• [EXERCISE DETAILS]: Look in the data below for the line that contains "Read this page and output its text content.". Copy that line and the remaining lines exactly.

START DATA

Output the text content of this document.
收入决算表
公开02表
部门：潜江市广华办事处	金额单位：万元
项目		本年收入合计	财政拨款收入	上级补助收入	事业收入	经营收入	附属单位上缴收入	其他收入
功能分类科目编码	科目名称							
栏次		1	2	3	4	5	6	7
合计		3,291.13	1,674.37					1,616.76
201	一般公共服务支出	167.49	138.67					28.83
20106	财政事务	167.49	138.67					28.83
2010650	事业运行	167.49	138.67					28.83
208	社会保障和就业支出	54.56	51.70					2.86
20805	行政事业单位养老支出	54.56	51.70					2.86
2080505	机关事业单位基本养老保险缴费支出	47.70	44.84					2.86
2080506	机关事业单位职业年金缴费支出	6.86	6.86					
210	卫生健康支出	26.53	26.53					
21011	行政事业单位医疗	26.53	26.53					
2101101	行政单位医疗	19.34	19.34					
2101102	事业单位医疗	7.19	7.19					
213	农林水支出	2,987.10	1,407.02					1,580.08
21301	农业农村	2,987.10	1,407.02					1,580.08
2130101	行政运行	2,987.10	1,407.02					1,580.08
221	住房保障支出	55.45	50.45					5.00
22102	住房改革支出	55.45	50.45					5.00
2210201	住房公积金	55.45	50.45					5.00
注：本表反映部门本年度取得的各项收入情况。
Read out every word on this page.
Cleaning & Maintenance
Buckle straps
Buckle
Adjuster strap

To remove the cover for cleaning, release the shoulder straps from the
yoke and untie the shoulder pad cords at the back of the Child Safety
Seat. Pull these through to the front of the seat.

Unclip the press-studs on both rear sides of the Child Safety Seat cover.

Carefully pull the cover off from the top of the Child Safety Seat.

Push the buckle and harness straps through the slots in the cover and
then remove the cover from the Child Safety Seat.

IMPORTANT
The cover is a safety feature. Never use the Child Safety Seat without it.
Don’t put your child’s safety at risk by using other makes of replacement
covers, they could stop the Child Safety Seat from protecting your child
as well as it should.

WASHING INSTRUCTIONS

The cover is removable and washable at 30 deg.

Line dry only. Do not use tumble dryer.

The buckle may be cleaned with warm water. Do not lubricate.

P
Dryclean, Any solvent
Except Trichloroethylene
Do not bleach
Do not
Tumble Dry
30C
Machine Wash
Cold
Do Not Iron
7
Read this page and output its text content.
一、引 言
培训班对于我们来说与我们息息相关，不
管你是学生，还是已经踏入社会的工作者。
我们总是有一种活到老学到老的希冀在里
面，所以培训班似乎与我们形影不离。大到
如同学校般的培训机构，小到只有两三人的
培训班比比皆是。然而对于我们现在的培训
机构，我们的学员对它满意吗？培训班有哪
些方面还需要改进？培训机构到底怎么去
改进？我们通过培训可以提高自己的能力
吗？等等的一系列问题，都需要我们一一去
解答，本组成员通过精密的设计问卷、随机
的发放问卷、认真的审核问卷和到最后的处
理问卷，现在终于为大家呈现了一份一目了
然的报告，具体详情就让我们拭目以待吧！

END DATA

• [TASK RESPONSE]:
Read this page and output its text content.
一、引 言
培训班对于我们来说与我们息息相关，不
管你是学生，还是已经踏入社会的工作者。
我们总是有一种活到老学到老的希冀在里
面，所以培训班似乎与我们形影不离。大到
如同学校般的培训机构，小到只有两三人的
培训班比比皆是。然而对于我们现在的培训
机构，我们的学员对它满意吗？培训班有哪
些方面还需要改进？培训机构到底怎么去
改进？我们通过培训可以提高自己的能力
吗？等等的一系列问题，都需要我们一一去
解答，本组成员通过精密的设计问卷、随机
的发放问卷、认真的审核问卷和到最后的处
理问卷，现在终于为大家呈现了一份一目了
然的报告，具体详情就让我们拭目以待吧！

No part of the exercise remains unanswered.